== DATASET RECORDS

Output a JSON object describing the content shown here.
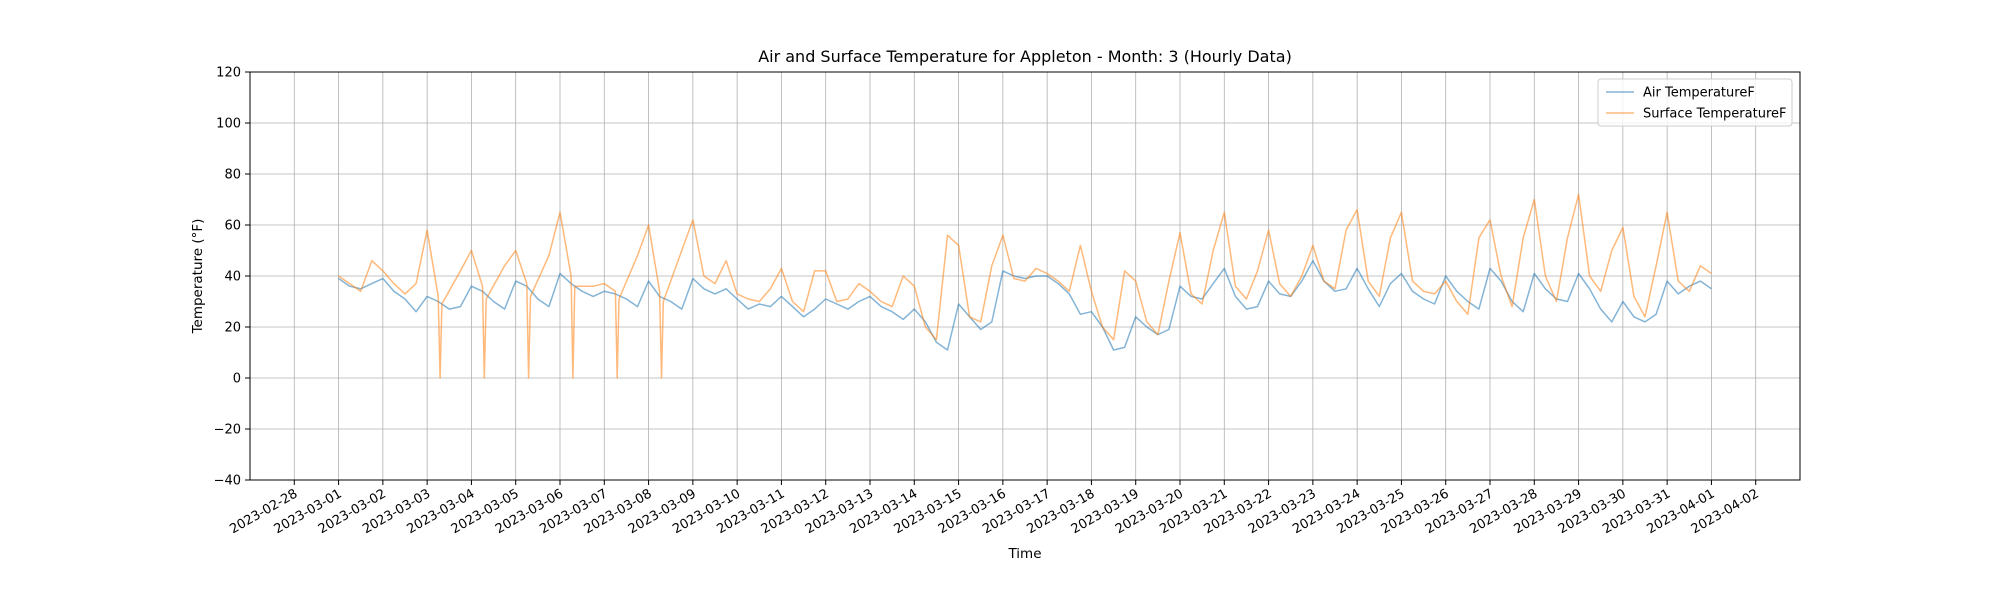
{
  "chart_data": {
    "type": "line",
    "title": "Air and Surface Temperature for Appleton - Month: 3 (Hourly Data)",
    "xlabel": "Time",
    "ylabel": "Temperature (°F)",
    "ylim": [
      -40,
      120
    ],
    "yticks": [
      -40,
      -20,
      0,
      20,
      40,
      60,
      80,
      100,
      120
    ],
    "xlim": [
      "2023-02-27T00:00",
      "2023-04-03T00:00"
    ],
    "xticks": [
      "2023-02-28",
      "2023-03-01",
      "2023-03-02",
      "2023-03-03",
      "2023-03-04",
      "2023-03-05",
      "2023-03-06",
      "2023-03-07",
      "2023-03-08",
      "2023-03-09",
      "2023-03-10",
      "2023-03-11",
      "2023-03-12",
      "2023-03-13",
      "2023-03-14",
      "2023-03-15",
      "2023-03-16",
      "2023-03-17",
      "2023-03-18",
      "2023-03-19",
      "2023-03-20",
      "2023-03-21",
      "2023-03-22",
      "2023-03-23",
      "2023-03-24",
      "2023-03-25",
      "2023-03-26",
      "2023-03-27",
      "2023-03-28",
      "2023-03-29",
      "2023-03-30",
      "2023-03-31",
      "2023-04-01",
      "2023-04-02"
    ],
    "grid": true,
    "legend_position": "top-right",
    "series": [
      {
        "name": "Air TemperatureF",
        "color": "#1f77b4",
        "points": [
          [
            "2023-03-01T00:00",
            39
          ],
          [
            "2023-03-01T06:00",
            36
          ],
          [
            "2023-03-01T12:00",
            35
          ],
          [
            "2023-03-01T18:00",
            37
          ],
          [
            "2023-03-02T00:00",
            39
          ],
          [
            "2023-03-02T06:00",
            34
          ],
          [
            "2023-03-02T12:00",
            31
          ],
          [
            "2023-03-02T18:00",
            26
          ],
          [
            "2023-03-03T00:00",
            32
          ],
          [
            "2023-03-03T06:00",
            30
          ],
          [
            "2023-03-03T12:00",
            27
          ],
          [
            "2023-03-03T18:00",
            28
          ],
          [
            "2023-03-04T00:00",
            36
          ],
          [
            "2023-03-04T06:00",
            34
          ],
          [
            "2023-03-04T12:00",
            30
          ],
          [
            "2023-03-04T18:00",
            27
          ],
          [
            "2023-03-05T00:00",
            38
          ],
          [
            "2023-03-05T06:00",
            36
          ],
          [
            "2023-03-05T12:00",
            31
          ],
          [
            "2023-03-05T18:00",
            28
          ],
          [
            "2023-03-06T00:00",
            41
          ],
          [
            "2023-03-06T06:00",
            37
          ],
          [
            "2023-03-06T12:00",
            34
          ],
          [
            "2023-03-06T18:00",
            32
          ],
          [
            "2023-03-07T00:00",
            34
          ],
          [
            "2023-03-07T06:00",
            33
          ],
          [
            "2023-03-07T12:00",
            31
          ],
          [
            "2023-03-07T18:00",
            28
          ],
          [
            "2023-03-08T00:00",
            38
          ],
          [
            "2023-03-08T06:00",
            32
          ],
          [
            "2023-03-08T12:00",
            30
          ],
          [
            "2023-03-08T18:00",
            27
          ],
          [
            "2023-03-09T00:00",
            39
          ],
          [
            "2023-03-09T06:00",
            35
          ],
          [
            "2023-03-09T12:00",
            33
          ],
          [
            "2023-03-09T18:00",
            35
          ],
          [
            "2023-03-10T00:00",
            31
          ],
          [
            "2023-03-10T06:00",
            27
          ],
          [
            "2023-03-10T12:00",
            29
          ],
          [
            "2023-03-10T18:00",
            28
          ],
          [
            "2023-03-11T00:00",
            32
          ],
          [
            "2023-03-11T06:00",
            28
          ],
          [
            "2023-03-11T12:00",
            24
          ],
          [
            "2023-03-11T18:00",
            27
          ],
          [
            "2023-03-12T00:00",
            31
          ],
          [
            "2023-03-12T06:00",
            29
          ],
          [
            "2023-03-12T12:00",
            27
          ],
          [
            "2023-03-12T18:00",
            30
          ],
          [
            "2023-03-13T00:00",
            32
          ],
          [
            "2023-03-13T06:00",
            28
          ],
          [
            "2023-03-13T12:00",
            26
          ],
          [
            "2023-03-13T18:00",
            23
          ],
          [
            "2023-03-14T00:00",
            27
          ],
          [
            "2023-03-14T06:00",
            22
          ],
          [
            "2023-03-14T12:00",
            14
          ],
          [
            "2023-03-14T18:00",
            11
          ],
          [
            "2023-03-15T00:00",
            29
          ],
          [
            "2023-03-15T06:00",
            24
          ],
          [
            "2023-03-15T12:00",
            19
          ],
          [
            "2023-03-15T18:00",
            22
          ],
          [
            "2023-03-16T00:00",
            42
          ],
          [
            "2023-03-16T06:00",
            40
          ],
          [
            "2023-03-16T12:00",
            39
          ],
          [
            "2023-03-16T18:00",
            40
          ],
          [
            "2023-03-17T00:00",
            40
          ],
          [
            "2023-03-17T06:00",
            37
          ],
          [
            "2023-03-17T12:00",
            33
          ],
          [
            "2023-03-17T18:00",
            25
          ],
          [
            "2023-03-18T00:00",
            26
          ],
          [
            "2023-03-18T06:00",
            20
          ],
          [
            "2023-03-18T12:00",
            11
          ],
          [
            "2023-03-18T18:00",
            12
          ],
          [
            "2023-03-19T00:00",
            24
          ],
          [
            "2023-03-19T06:00",
            20
          ],
          [
            "2023-03-19T12:00",
            17
          ],
          [
            "2023-03-19T18:00",
            19
          ],
          [
            "2023-03-20T00:00",
            36
          ],
          [
            "2023-03-20T06:00",
            32
          ],
          [
            "2023-03-20T12:00",
            31
          ],
          [
            "2023-03-20T18:00",
            37
          ],
          [
            "2023-03-21T00:00",
            43
          ],
          [
            "2023-03-21T06:00",
            32
          ],
          [
            "2023-03-21T12:00",
            27
          ],
          [
            "2023-03-21T18:00",
            28
          ],
          [
            "2023-03-22T00:00",
            38
          ],
          [
            "2023-03-22T06:00",
            33
          ],
          [
            "2023-03-22T12:00",
            32
          ],
          [
            "2023-03-22T18:00",
            38
          ],
          [
            "2023-03-23T00:00",
            46
          ],
          [
            "2023-03-23T06:00",
            38
          ],
          [
            "2023-03-23T12:00",
            34
          ],
          [
            "2023-03-23T18:00",
            35
          ],
          [
            "2023-03-24T00:00",
            43
          ],
          [
            "2023-03-24T06:00",
            35
          ],
          [
            "2023-03-24T12:00",
            28
          ],
          [
            "2023-03-24T18:00",
            37
          ],
          [
            "2023-03-25T00:00",
            41
          ],
          [
            "2023-03-25T06:00",
            34
          ],
          [
            "2023-03-25T12:00",
            31
          ],
          [
            "2023-03-25T18:00",
            29
          ],
          [
            "2023-03-26T00:00",
            40
          ],
          [
            "2023-03-26T06:00",
            34
          ],
          [
            "2023-03-26T12:00",
            30
          ],
          [
            "2023-03-26T18:00",
            27
          ],
          [
            "2023-03-27T00:00",
            43
          ],
          [
            "2023-03-27T06:00",
            38
          ],
          [
            "2023-03-27T12:00",
            30
          ],
          [
            "2023-03-27T18:00",
            26
          ],
          [
            "2023-03-28T00:00",
            41
          ],
          [
            "2023-03-28T06:00",
            35
          ],
          [
            "2023-03-28T12:00",
            31
          ],
          [
            "2023-03-28T18:00",
            30
          ],
          [
            "2023-03-29T00:00",
            41
          ],
          [
            "2023-03-29T06:00",
            35
          ],
          [
            "2023-03-29T12:00",
            27
          ],
          [
            "2023-03-29T18:00",
            22
          ],
          [
            "2023-03-30T00:00",
            30
          ],
          [
            "2023-03-30T06:00",
            24
          ],
          [
            "2023-03-30T12:00",
            22
          ],
          [
            "2023-03-30T18:00",
            25
          ],
          [
            "2023-03-31T00:00",
            38
          ],
          [
            "2023-03-31T06:00",
            33
          ],
          [
            "2023-03-31T12:00",
            36
          ],
          [
            "2023-03-31T18:00",
            38
          ],
          [
            "2023-04-01T00:00",
            35
          ]
        ]
      },
      {
        "name": "Surface TemperatureF",
        "color": "#ff7f0e",
        "points": [
          [
            "2023-03-01T00:00",
            40
          ],
          [
            "2023-03-01T06:00",
            37
          ],
          [
            "2023-03-01T12:00",
            34
          ],
          [
            "2023-03-01T18:00",
            46
          ],
          [
            "2023-03-02T00:00",
            42
          ],
          [
            "2023-03-02T06:00",
            37
          ],
          [
            "2023-03-02T12:00",
            33
          ],
          [
            "2023-03-02T18:00",
            37
          ],
          [
            "2023-03-03T00:00",
            58
          ],
          [
            "2023-03-03T06:00",
            32
          ],
          [
            "2023-03-03T07:00",
            0
          ],
          [
            "2023-03-03T08:00",
            29
          ],
          [
            "2023-03-03T18:00",
            42
          ],
          [
            "2023-03-04T00:00",
            50
          ],
          [
            "2023-03-04T06:00",
            36
          ],
          [
            "2023-03-04T07:00",
            0
          ],
          [
            "2023-03-04T08:00",
            31
          ],
          [
            "2023-03-04T18:00",
            44
          ],
          [
            "2023-03-05T00:00",
            50
          ],
          [
            "2023-03-05T06:00",
            37
          ],
          [
            "2023-03-05T07:00",
            0
          ],
          [
            "2023-03-05T08:00",
            32
          ],
          [
            "2023-03-05T18:00",
            48
          ],
          [
            "2023-03-06T00:00",
            65
          ],
          [
            "2023-03-06T06:00",
            40
          ],
          [
            "2023-03-06T07:00",
            0
          ],
          [
            "2023-03-06T08:00",
            36
          ],
          [
            "2023-03-06T18:00",
            36
          ],
          [
            "2023-03-07T00:00",
            37
          ],
          [
            "2023-03-07T06:00",
            34
          ],
          [
            "2023-03-07T07:00",
            0
          ],
          [
            "2023-03-07T08:00",
            31
          ],
          [
            "2023-03-07T18:00",
            48
          ],
          [
            "2023-03-08T00:00",
            60
          ],
          [
            "2023-03-08T06:00",
            34
          ],
          [
            "2023-03-08T07:00",
            0
          ],
          [
            "2023-03-08T08:00",
            30
          ],
          [
            "2023-03-08T18:00",
            50
          ],
          [
            "2023-03-09T00:00",
            62
          ],
          [
            "2023-03-09T06:00",
            40
          ],
          [
            "2023-03-09T12:00",
            37
          ],
          [
            "2023-03-09T18:00",
            46
          ],
          [
            "2023-03-10T00:00",
            33
          ],
          [
            "2023-03-10T06:00",
            31
          ],
          [
            "2023-03-10T12:00",
            30
          ],
          [
            "2023-03-10T18:00",
            35
          ],
          [
            "2023-03-11T00:00",
            43
          ],
          [
            "2023-03-11T06:00",
            30
          ],
          [
            "2023-03-11T12:00",
            26
          ],
          [
            "2023-03-11T18:00",
            42
          ],
          [
            "2023-03-12T00:00",
            42
          ],
          [
            "2023-03-12T06:00",
            30
          ],
          [
            "2023-03-12T12:00",
            31
          ],
          [
            "2023-03-12T18:00",
            37
          ],
          [
            "2023-03-13T00:00",
            34
          ],
          [
            "2023-03-13T06:00",
            30
          ],
          [
            "2023-03-13T12:00",
            28
          ],
          [
            "2023-03-13T18:00",
            40
          ],
          [
            "2023-03-14T00:00",
            36
          ],
          [
            "2023-03-14T06:00",
            20
          ],
          [
            "2023-03-14T12:00",
            15
          ],
          [
            "2023-03-14T18:00",
            56
          ],
          [
            "2023-03-15T00:00",
            52
          ],
          [
            "2023-03-15T06:00",
            24
          ],
          [
            "2023-03-15T12:00",
            22
          ],
          [
            "2023-03-15T18:00",
            44
          ],
          [
            "2023-03-16T00:00",
            56
          ],
          [
            "2023-03-16T06:00",
            39
          ],
          [
            "2023-03-16T12:00",
            38
          ],
          [
            "2023-03-16T18:00",
            43
          ],
          [
            "2023-03-17T00:00",
            41
          ],
          [
            "2023-03-17T06:00",
            38
          ],
          [
            "2023-03-17T12:00",
            34
          ],
          [
            "2023-03-17T18:00",
            52
          ],
          [
            "2023-03-18T00:00",
            34
          ],
          [
            "2023-03-18T06:00",
            20
          ],
          [
            "2023-03-18T12:00",
            15
          ],
          [
            "2023-03-18T18:00",
            42
          ],
          [
            "2023-03-19T00:00",
            38
          ],
          [
            "2023-03-19T06:00",
            22
          ],
          [
            "2023-03-19T12:00",
            17
          ],
          [
            "2023-03-19T18:00",
            38
          ],
          [
            "2023-03-20T00:00",
            57
          ],
          [
            "2023-03-20T06:00",
            33
          ],
          [
            "2023-03-20T12:00",
            29
          ],
          [
            "2023-03-20T18:00",
            50
          ],
          [
            "2023-03-21T00:00",
            65
          ],
          [
            "2023-03-21T06:00",
            36
          ],
          [
            "2023-03-21T12:00",
            31
          ],
          [
            "2023-03-21T18:00",
            42
          ],
          [
            "2023-03-22T00:00",
            58
          ],
          [
            "2023-03-22T06:00",
            37
          ],
          [
            "2023-03-22T12:00",
            32
          ],
          [
            "2023-03-22T18:00",
            40
          ],
          [
            "2023-03-23T00:00",
            52
          ],
          [
            "2023-03-23T06:00",
            38
          ],
          [
            "2023-03-23T12:00",
            35
          ],
          [
            "2023-03-23T18:00",
            58
          ],
          [
            "2023-03-24T00:00",
            66
          ],
          [
            "2023-03-24T06:00",
            38
          ],
          [
            "2023-03-24T12:00",
            32
          ],
          [
            "2023-03-24T18:00",
            55
          ],
          [
            "2023-03-25T00:00",
            65
          ],
          [
            "2023-03-25T06:00",
            38
          ],
          [
            "2023-03-25T12:00",
            34
          ],
          [
            "2023-03-25T18:00",
            33
          ],
          [
            "2023-03-26T00:00",
            38
          ],
          [
            "2023-03-26T06:00",
            30
          ],
          [
            "2023-03-26T12:00",
            25
          ],
          [
            "2023-03-26T18:00",
            55
          ],
          [
            "2023-03-27T00:00",
            62
          ],
          [
            "2023-03-27T06:00",
            40
          ],
          [
            "2023-03-27T12:00",
            28
          ],
          [
            "2023-03-27T18:00",
            55
          ],
          [
            "2023-03-28T00:00",
            70
          ],
          [
            "2023-03-28T06:00",
            40
          ],
          [
            "2023-03-28T12:00",
            30
          ],
          [
            "2023-03-28T18:00",
            55
          ],
          [
            "2023-03-29T00:00",
            72
          ],
          [
            "2023-03-29T06:00",
            40
          ],
          [
            "2023-03-29T12:00",
            34
          ],
          [
            "2023-03-29T18:00",
            50
          ],
          [
            "2023-03-30T00:00",
            59
          ],
          [
            "2023-03-30T06:00",
            32
          ],
          [
            "2023-03-30T12:00",
            24
          ],
          [
            "2023-03-30T18:00",
            44
          ],
          [
            "2023-03-31T00:00",
            65
          ],
          [
            "2023-03-31T06:00",
            38
          ],
          [
            "2023-03-31T12:00",
            34
          ],
          [
            "2023-03-31T18:00",
            44
          ],
          [
            "2023-04-01T00:00",
            41
          ]
        ]
      }
    ]
  }
}
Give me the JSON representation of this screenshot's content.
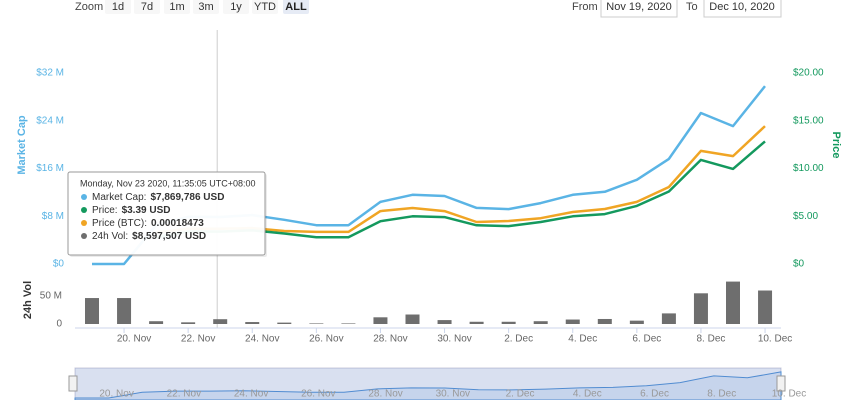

====

EXERCISE GOAL = Look above for every line with the word "Surface" and copy it.

WRITTEN SOLUTION =
    "title": "Air and Surface Temperature for Appleton - Month: 3 (Hourly Data)",
        "name": "Surface TemperatureF",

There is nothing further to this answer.